• _Supplied data_:

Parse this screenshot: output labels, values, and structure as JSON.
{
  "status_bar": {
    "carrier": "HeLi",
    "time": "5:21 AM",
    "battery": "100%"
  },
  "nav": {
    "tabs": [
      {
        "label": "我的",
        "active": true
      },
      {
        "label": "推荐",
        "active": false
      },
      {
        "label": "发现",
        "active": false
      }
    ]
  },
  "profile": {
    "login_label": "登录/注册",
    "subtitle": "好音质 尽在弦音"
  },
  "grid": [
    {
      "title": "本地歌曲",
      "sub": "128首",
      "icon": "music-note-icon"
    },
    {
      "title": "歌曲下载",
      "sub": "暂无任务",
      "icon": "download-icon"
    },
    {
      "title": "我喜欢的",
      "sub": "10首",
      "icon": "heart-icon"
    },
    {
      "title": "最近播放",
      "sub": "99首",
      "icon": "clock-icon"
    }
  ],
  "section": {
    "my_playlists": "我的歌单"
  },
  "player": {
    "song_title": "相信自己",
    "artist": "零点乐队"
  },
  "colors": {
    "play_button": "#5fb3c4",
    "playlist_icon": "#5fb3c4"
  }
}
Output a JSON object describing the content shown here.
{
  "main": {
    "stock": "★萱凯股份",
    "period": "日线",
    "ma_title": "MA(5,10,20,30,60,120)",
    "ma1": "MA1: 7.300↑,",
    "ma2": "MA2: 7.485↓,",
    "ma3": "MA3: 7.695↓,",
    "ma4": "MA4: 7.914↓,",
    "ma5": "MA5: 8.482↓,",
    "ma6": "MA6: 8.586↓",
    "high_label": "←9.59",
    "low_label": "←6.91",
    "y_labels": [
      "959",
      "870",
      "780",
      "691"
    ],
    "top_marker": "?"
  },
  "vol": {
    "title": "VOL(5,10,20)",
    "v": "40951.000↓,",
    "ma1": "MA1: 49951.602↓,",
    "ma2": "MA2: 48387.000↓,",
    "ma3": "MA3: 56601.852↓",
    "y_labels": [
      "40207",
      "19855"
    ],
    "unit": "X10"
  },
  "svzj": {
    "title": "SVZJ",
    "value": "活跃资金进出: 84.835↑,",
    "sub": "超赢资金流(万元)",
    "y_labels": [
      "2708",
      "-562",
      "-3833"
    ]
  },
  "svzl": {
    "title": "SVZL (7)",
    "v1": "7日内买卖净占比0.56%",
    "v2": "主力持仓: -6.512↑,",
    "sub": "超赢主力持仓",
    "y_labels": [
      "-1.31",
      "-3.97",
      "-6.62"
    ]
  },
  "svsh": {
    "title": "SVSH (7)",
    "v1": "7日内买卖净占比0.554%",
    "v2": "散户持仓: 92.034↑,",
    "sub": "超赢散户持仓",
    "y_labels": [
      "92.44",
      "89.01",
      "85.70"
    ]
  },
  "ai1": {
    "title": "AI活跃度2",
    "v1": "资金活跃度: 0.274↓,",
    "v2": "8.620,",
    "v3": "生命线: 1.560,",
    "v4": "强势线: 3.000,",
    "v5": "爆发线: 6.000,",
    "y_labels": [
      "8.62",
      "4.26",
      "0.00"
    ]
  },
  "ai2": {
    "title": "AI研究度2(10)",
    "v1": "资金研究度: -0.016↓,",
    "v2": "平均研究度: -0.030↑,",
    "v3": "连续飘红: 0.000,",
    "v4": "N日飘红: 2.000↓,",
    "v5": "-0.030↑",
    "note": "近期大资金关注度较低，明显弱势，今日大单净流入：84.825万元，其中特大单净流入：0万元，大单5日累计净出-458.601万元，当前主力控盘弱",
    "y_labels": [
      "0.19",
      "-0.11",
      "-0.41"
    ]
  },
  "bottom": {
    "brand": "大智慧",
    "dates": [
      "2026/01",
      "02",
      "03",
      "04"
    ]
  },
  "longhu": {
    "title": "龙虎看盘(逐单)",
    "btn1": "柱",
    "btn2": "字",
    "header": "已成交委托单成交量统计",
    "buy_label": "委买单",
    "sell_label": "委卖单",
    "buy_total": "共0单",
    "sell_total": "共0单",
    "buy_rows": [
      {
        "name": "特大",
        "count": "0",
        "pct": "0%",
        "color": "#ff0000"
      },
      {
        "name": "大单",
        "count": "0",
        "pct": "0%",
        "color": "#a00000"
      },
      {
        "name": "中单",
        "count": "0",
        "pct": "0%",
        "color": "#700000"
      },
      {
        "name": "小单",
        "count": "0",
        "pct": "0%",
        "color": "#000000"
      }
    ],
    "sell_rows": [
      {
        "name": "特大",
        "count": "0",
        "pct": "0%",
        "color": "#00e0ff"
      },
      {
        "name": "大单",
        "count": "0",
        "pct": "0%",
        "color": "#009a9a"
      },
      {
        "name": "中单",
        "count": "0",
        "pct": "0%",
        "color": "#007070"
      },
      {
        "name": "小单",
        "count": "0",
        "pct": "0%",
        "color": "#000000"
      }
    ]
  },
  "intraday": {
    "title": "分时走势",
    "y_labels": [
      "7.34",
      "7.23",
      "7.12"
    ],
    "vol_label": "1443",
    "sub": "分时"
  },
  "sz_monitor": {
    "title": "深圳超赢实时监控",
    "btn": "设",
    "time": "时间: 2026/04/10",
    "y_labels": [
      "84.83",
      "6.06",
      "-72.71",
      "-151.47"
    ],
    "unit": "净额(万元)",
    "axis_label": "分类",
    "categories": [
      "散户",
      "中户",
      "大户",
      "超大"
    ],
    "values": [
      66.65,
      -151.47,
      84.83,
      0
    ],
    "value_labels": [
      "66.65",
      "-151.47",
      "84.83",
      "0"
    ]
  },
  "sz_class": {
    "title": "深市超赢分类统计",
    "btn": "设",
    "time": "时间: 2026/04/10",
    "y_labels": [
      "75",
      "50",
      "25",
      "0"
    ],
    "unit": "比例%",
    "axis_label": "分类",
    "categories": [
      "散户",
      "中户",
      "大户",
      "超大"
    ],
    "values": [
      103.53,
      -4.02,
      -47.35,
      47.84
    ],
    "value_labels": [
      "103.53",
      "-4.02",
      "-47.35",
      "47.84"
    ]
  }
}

• _Required work_: Reply with only the number of lines in the entries that contain the word "JSON".

• _The completed task_: 2